WHAT THE TASK ASKS - Write out word for word each line from the one containing "Extract all readable text from this page." through the close of the listing, including both ends. Pictures do not belong in the copy.

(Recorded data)

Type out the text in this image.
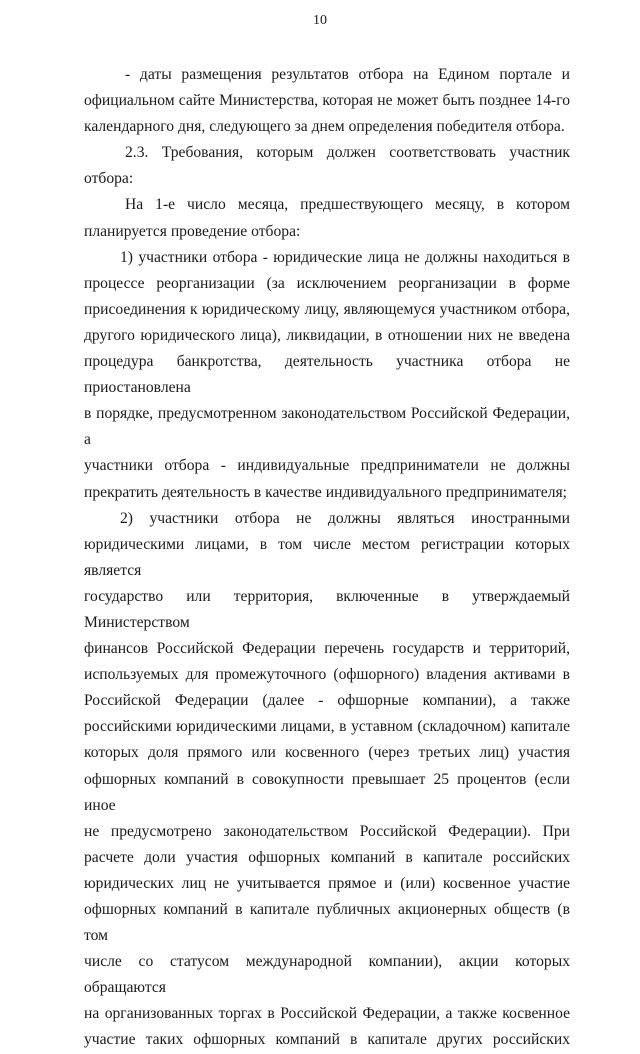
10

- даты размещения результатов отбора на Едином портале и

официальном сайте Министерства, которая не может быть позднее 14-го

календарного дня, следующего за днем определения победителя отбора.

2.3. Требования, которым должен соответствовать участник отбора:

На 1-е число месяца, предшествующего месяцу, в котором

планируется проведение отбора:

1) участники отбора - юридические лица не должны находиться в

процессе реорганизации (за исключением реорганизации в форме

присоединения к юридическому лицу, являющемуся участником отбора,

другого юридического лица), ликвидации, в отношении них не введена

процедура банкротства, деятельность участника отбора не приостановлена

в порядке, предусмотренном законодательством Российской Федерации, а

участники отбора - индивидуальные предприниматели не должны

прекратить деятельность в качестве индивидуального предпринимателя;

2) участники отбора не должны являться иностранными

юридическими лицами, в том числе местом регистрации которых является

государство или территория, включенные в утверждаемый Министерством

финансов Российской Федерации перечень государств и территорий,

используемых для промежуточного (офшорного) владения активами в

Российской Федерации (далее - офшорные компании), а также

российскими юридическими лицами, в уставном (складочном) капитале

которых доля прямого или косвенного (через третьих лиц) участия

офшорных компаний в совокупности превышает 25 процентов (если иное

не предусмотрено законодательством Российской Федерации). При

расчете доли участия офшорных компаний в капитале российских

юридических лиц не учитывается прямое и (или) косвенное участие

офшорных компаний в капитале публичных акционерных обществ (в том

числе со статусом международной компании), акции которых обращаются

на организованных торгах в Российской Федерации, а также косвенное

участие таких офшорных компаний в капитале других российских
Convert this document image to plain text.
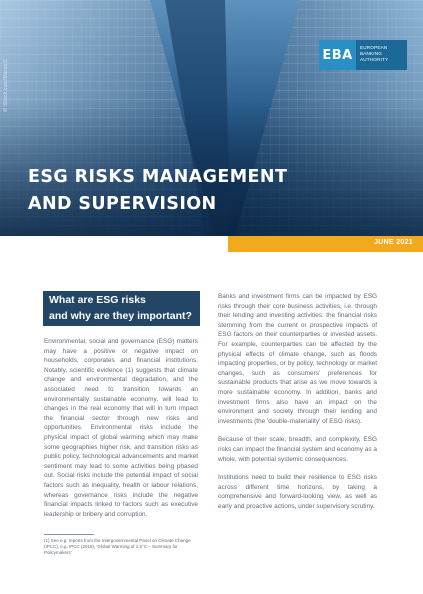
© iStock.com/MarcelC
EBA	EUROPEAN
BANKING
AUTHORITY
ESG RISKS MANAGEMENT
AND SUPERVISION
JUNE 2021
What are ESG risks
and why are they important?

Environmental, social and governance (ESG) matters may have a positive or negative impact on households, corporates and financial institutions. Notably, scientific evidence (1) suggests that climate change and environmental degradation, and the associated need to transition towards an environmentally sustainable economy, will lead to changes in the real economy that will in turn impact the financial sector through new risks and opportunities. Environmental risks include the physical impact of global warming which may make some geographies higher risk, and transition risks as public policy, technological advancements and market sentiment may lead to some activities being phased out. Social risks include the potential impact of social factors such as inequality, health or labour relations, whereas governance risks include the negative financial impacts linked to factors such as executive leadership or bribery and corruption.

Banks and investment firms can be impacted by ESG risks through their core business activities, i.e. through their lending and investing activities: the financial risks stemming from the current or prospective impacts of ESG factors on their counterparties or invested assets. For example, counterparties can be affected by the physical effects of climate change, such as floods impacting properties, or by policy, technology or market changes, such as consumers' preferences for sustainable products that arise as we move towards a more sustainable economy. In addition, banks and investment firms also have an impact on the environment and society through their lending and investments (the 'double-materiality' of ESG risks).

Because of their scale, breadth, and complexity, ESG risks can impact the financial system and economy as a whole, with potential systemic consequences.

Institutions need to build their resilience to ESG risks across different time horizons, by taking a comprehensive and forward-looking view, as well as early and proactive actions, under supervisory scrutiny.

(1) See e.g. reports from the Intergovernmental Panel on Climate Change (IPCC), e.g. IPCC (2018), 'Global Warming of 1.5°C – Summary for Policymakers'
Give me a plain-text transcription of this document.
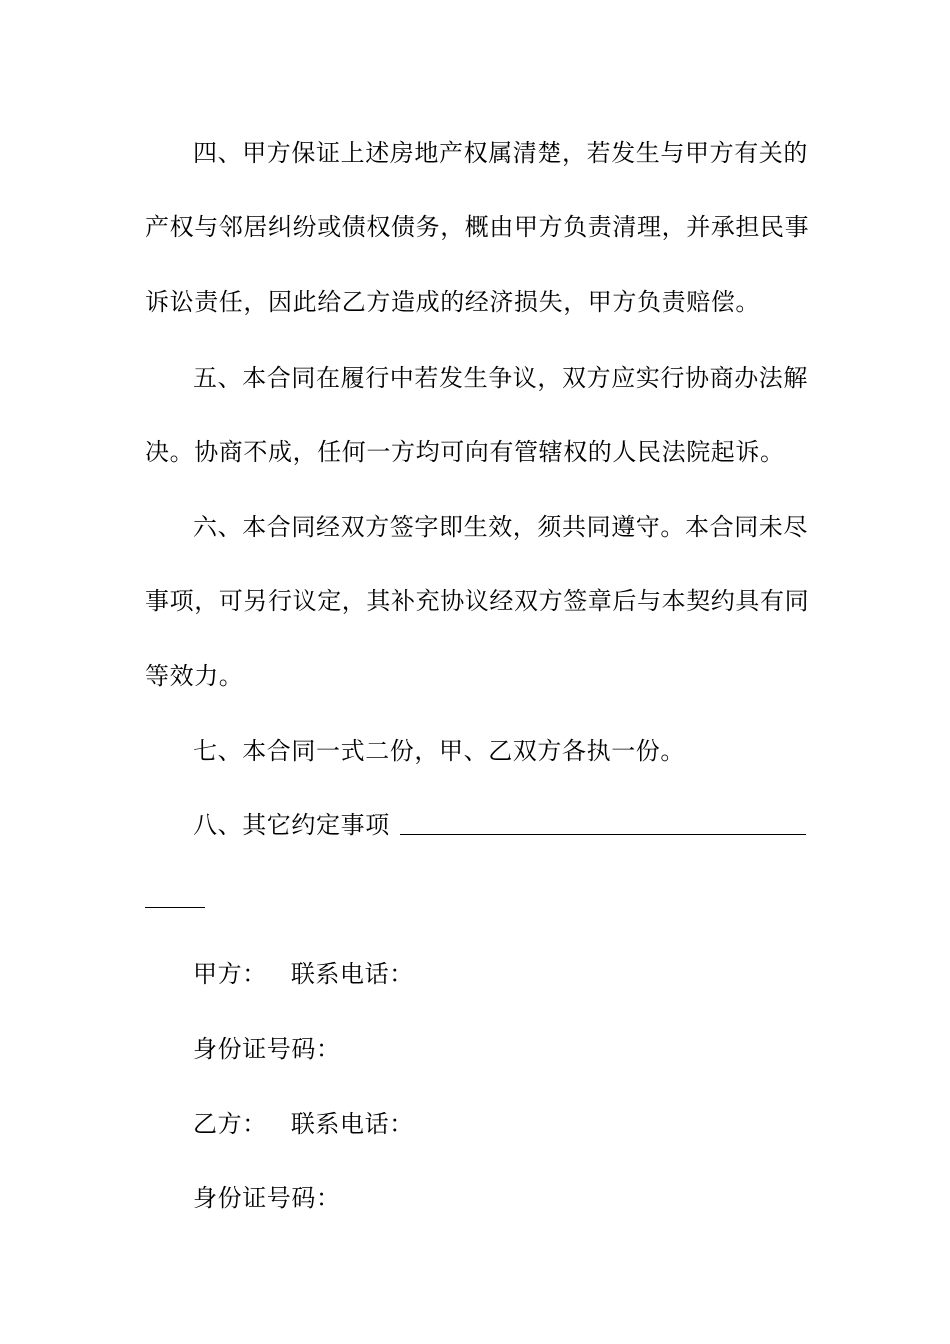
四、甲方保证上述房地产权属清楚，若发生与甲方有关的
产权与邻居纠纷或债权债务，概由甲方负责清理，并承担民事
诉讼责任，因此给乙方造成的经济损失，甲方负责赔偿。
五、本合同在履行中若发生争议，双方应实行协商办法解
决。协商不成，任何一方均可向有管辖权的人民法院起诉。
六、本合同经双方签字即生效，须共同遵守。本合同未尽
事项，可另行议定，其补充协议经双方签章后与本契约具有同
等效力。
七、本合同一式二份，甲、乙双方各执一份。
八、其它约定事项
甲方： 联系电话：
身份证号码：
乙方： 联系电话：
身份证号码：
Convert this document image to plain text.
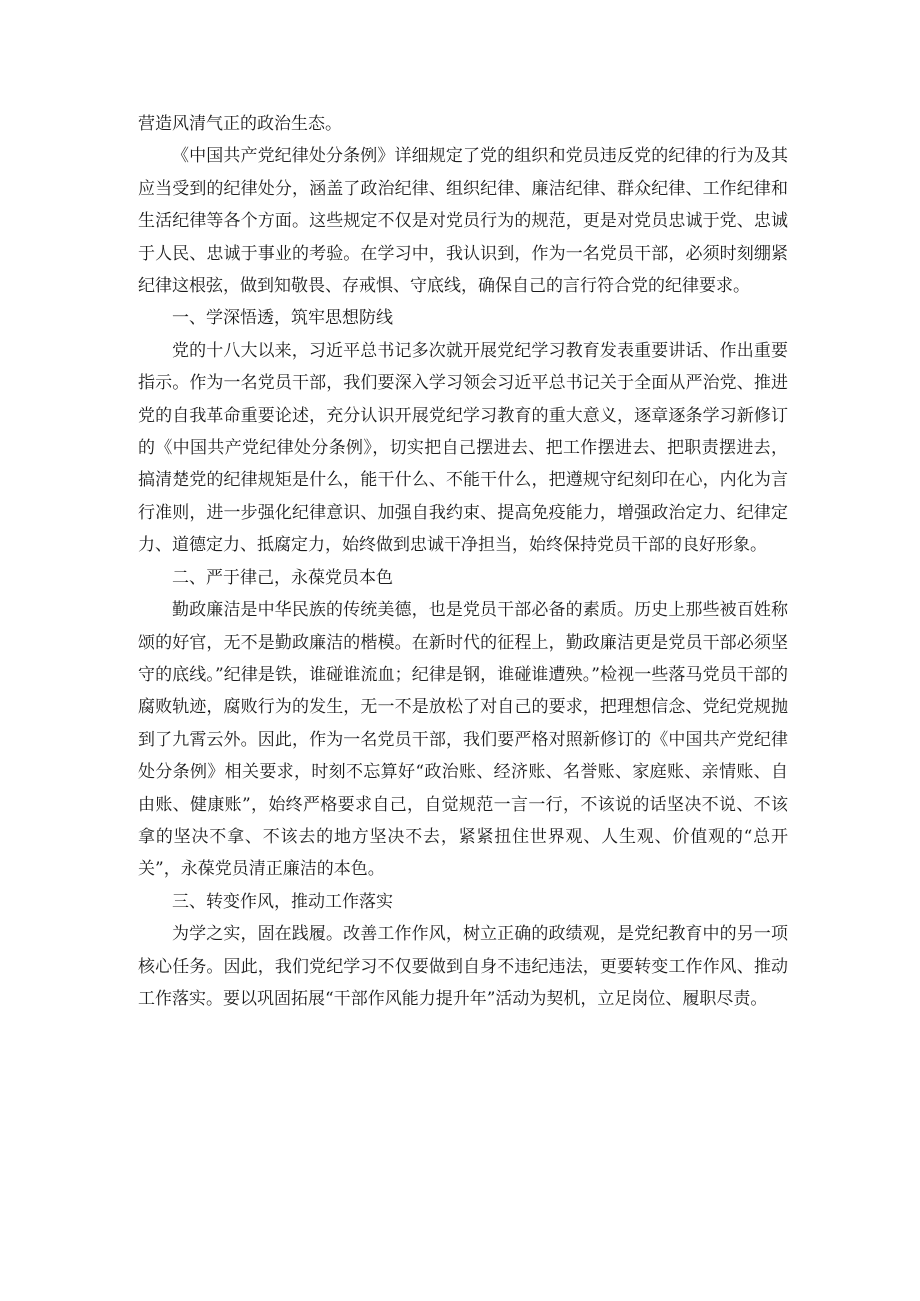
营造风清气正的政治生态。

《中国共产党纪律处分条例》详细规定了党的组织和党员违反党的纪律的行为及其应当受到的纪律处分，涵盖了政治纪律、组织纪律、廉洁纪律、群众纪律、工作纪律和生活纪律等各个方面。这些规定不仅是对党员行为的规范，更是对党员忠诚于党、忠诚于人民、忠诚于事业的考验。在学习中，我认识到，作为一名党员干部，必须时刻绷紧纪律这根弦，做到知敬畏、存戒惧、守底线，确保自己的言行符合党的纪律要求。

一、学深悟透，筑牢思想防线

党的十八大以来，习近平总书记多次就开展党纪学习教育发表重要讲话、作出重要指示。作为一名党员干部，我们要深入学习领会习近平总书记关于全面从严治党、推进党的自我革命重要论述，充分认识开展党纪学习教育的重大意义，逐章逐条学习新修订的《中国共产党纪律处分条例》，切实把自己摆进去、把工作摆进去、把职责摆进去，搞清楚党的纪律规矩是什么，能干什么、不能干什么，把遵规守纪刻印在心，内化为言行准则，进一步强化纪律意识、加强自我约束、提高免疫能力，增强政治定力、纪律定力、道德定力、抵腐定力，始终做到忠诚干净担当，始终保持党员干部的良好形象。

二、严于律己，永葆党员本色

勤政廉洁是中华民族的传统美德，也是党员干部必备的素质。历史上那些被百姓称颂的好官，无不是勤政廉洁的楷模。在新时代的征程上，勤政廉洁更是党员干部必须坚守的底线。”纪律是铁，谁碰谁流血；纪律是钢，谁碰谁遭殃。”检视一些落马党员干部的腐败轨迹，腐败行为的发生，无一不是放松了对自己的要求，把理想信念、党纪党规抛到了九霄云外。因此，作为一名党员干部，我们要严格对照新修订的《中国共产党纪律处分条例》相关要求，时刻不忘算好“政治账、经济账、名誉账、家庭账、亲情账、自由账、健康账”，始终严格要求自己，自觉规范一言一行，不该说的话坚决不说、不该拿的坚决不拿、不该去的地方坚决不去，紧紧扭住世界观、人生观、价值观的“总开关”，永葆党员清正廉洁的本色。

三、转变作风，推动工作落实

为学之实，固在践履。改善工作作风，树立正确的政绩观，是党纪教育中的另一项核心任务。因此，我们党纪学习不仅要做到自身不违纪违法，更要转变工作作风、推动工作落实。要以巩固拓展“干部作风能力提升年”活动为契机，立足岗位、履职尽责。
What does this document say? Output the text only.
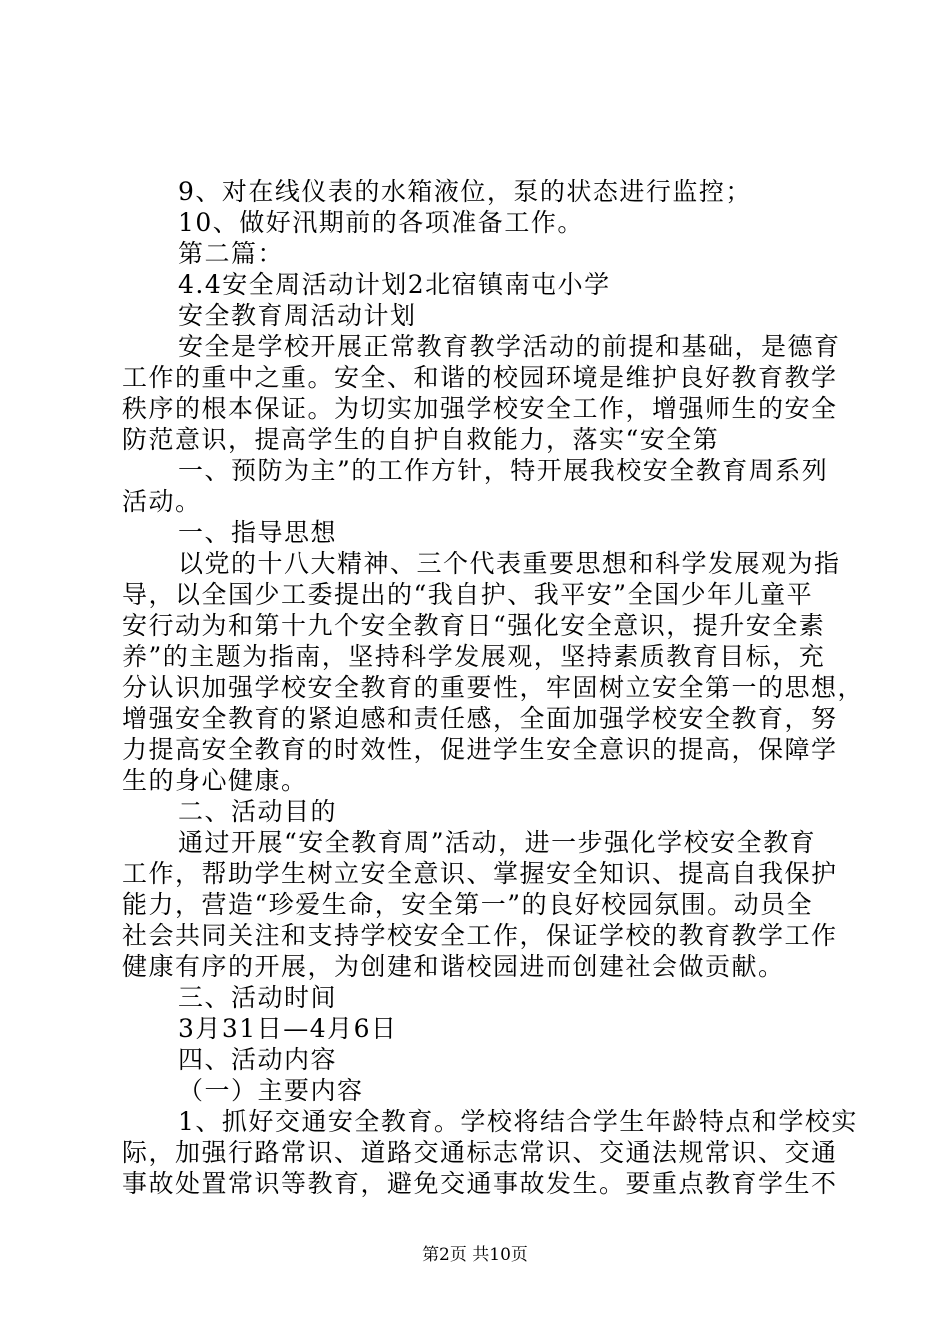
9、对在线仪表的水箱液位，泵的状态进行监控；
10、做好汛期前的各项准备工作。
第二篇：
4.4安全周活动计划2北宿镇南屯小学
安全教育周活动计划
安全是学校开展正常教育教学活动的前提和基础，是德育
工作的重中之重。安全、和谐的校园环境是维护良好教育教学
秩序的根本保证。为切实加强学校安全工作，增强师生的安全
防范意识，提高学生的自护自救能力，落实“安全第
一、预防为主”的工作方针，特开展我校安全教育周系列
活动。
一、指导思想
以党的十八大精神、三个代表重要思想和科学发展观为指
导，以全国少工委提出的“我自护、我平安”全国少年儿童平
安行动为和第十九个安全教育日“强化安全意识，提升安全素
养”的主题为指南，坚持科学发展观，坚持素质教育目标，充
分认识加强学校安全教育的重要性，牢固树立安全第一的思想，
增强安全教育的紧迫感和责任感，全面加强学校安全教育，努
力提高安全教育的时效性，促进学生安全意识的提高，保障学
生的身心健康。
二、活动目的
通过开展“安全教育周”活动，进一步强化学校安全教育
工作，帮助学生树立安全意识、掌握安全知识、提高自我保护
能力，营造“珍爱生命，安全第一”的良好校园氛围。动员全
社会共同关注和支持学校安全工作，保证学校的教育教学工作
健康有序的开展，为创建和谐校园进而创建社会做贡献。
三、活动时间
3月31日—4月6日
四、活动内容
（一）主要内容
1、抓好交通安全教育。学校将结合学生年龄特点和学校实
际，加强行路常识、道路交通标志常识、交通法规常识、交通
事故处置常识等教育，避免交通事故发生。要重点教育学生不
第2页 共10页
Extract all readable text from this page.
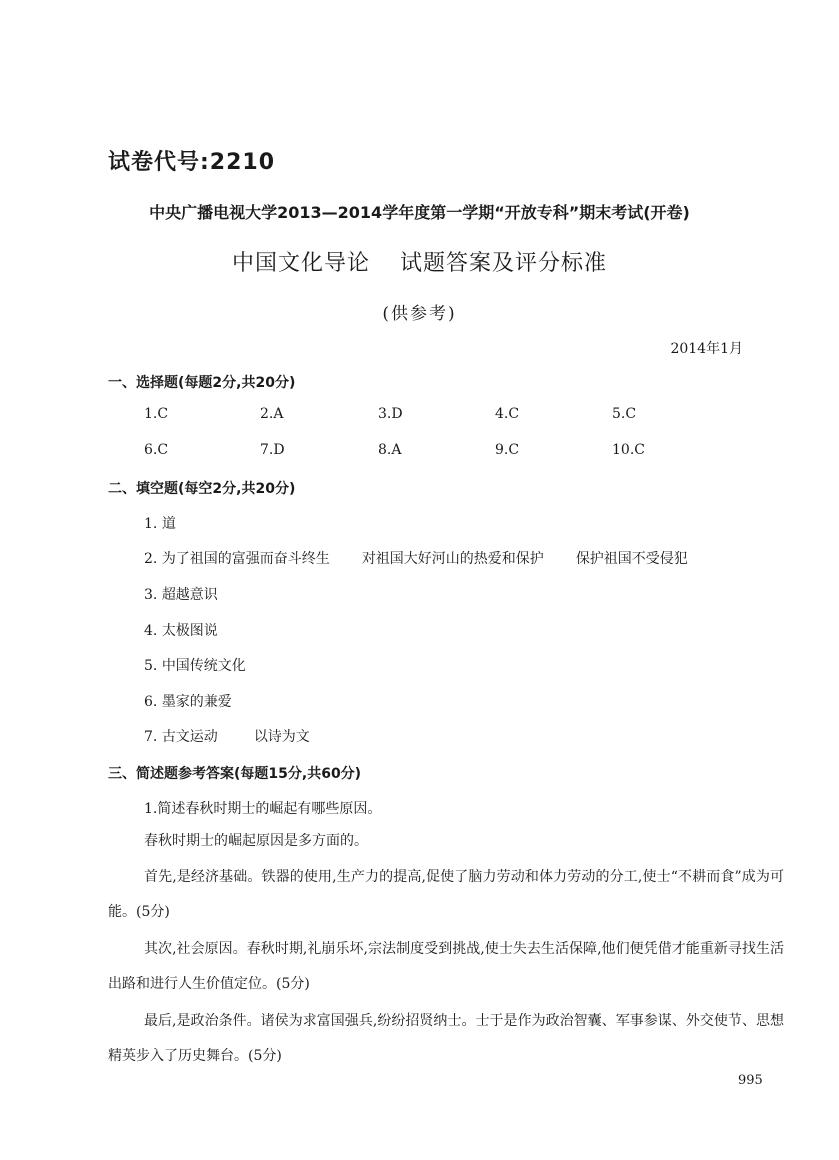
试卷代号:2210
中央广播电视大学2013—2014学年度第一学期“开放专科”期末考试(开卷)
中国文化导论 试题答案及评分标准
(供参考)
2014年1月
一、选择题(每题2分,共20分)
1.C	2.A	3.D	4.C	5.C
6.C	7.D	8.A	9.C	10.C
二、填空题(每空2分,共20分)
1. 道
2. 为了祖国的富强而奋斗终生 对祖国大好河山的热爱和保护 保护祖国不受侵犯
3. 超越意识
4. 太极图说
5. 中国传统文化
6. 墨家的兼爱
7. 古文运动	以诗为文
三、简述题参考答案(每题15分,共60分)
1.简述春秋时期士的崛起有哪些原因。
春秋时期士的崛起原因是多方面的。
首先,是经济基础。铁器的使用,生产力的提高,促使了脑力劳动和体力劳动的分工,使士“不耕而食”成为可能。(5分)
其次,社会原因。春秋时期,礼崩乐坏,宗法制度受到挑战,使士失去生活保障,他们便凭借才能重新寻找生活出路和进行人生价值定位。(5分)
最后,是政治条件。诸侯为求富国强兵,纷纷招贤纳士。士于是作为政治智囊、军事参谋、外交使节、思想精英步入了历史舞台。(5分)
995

FULL SOLUTION -
Extract all readable text from this page.
试卷代号:2210
中央广播电视大学2013—2014学年度第一学期“开放专科”期末考试(开卷)
中国文化导论 试题答案及评分标准
(供参考)
2014年1月
一、选择题(每题2分,共20分)
1.C	2.A	3.D	4.C	5.C
6.C	7.D	8.A	9.C	10.C
二、填空题(每空2分,共20分)
1. 道
2. 为了祖国的富强而奋斗终生 对祖国大好河山的热爱和保护 保护祖国不受侵犯
3. 超越意识
4. 太极图说
5. 中国传统文化
6. 墨家的兼爱
7. 古文运动	以诗为文
三、简述题参考答案(每题15分,共60分)
1.简述春秋时期士的崛起有哪些原因。
春秋时期士的崛起原因是多方面的。
首先,是经济基础。铁器的使用,生产力的提高,促使了脑力劳动和体力劳动的分工,使士“不耕而食”成为可能。(5分)
其次,社会原因。春秋时期,礼崩乐坏,宗法制度受到挑战,使士失去生活保障,他们便凭借才能重新寻找生活出路和进行人生价值定位。(5分)
最后,是政治条件。诸侯为求富国强兵,纷纷招贤纳士。士于是作为政治智囊、军事参谋、外交使节、思想精英步入了历史舞台。(5分)
995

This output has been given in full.